─── Dataset entries

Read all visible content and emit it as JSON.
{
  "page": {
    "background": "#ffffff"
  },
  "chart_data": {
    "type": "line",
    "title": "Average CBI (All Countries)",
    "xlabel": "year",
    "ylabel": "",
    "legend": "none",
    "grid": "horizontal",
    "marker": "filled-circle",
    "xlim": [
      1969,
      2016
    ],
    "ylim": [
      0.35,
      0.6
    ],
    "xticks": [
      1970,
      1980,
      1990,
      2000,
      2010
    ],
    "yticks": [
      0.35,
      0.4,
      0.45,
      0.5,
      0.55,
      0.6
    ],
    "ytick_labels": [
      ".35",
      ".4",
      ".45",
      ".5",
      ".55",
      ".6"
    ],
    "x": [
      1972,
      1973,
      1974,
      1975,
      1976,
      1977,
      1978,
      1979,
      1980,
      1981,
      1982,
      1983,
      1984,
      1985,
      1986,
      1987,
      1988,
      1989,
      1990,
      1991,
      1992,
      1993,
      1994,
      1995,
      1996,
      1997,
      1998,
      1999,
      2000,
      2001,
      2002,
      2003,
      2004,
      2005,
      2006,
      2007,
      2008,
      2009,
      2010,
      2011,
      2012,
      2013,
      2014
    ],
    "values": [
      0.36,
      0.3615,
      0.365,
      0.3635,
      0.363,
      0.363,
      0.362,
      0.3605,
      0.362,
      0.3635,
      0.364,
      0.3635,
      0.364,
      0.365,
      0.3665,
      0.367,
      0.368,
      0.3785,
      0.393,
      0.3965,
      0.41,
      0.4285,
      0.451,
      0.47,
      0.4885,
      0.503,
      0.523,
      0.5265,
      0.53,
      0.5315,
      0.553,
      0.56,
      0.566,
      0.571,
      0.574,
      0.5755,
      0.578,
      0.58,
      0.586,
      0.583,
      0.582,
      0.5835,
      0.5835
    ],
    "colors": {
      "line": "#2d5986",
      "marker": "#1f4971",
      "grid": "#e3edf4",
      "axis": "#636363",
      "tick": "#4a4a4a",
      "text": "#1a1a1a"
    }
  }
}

──────

Instruction
Reproduce the listing in full. Keep it exactly as written.

Answer
Read all visible content and emit it as JSON.
{
  "page": {
    "background": "#ffffff"
  },
  "chart_data": {
    "type": "line",
    "title": "Average CBI (All Countries)",
    "xlabel": "year",
    "ylabel": "",
    "legend": "none",
    "grid": "horizontal",
    "marker": "filled-circle",
    "xlim": [
      1969,
      2016
    ],
    "ylim": [
      0.35,
      0.6
    ],
    "xticks": [
      1970,
      1980,
      1990,
      2000,
      2010
    ],
    "yticks": [
      0.35,
      0.4,
      0.45,
      0.5,
      0.55,
      0.6
    ],
    "ytick_labels": [
      ".35",
      ".4",
      ".45",
      ".5",
      ".55",
      ".6"
    ],
    "x": [
      1972,
      1973,
      1974,
      1975,
      1976,
      1977,
      1978,
      1979,
      1980,
      1981,
      1982,
      1983,
      1984,
      1985,
      1986,
      1987,
      1988,
      1989,
      1990,
      1991,
      1992,
      1993,
      1994,
      1995,
      1996,
      1997,
      1998,
      1999,
      2000,
      2001,
      2002,
      2003,
      2004,
      2005,
      2006,
      2007,
      2008,
      2009,
      2010,
      2011,
      2012,
      2013,
      2014
    ],
    "values": [
      0.36,
      0.3615,
      0.365,
      0.3635,
      0.363,
      0.363,
      0.362,
      0.3605,
      0.362,
      0.3635,
      0.364,
      0.3635,
      0.364,
      0.365,
      0.3665,
      0.367,
      0.368,
      0.3785,
      0.393,
      0.3965,
      0.41,
      0.4285,
      0.451,
      0.47,
      0.4885,
      0.503,
      0.523,
      0.5265,
      0.53,
      0.5315,
      0.553,
      0.56,
      0.566,
      0.571,
      0.574,
      0.5755,
      0.578,
      0.58,
      0.586,
      0.583,
      0.582,
      0.5835,
      0.5835
    ],
    "colors": {
      "line": "#2d5986",
      "marker": "#1f4971",
      "grid": "#e3edf4",
      "axis": "#636363",
      "tick": "#4a4a4a",
      "text": "#1a1a1a"
    }
  }
}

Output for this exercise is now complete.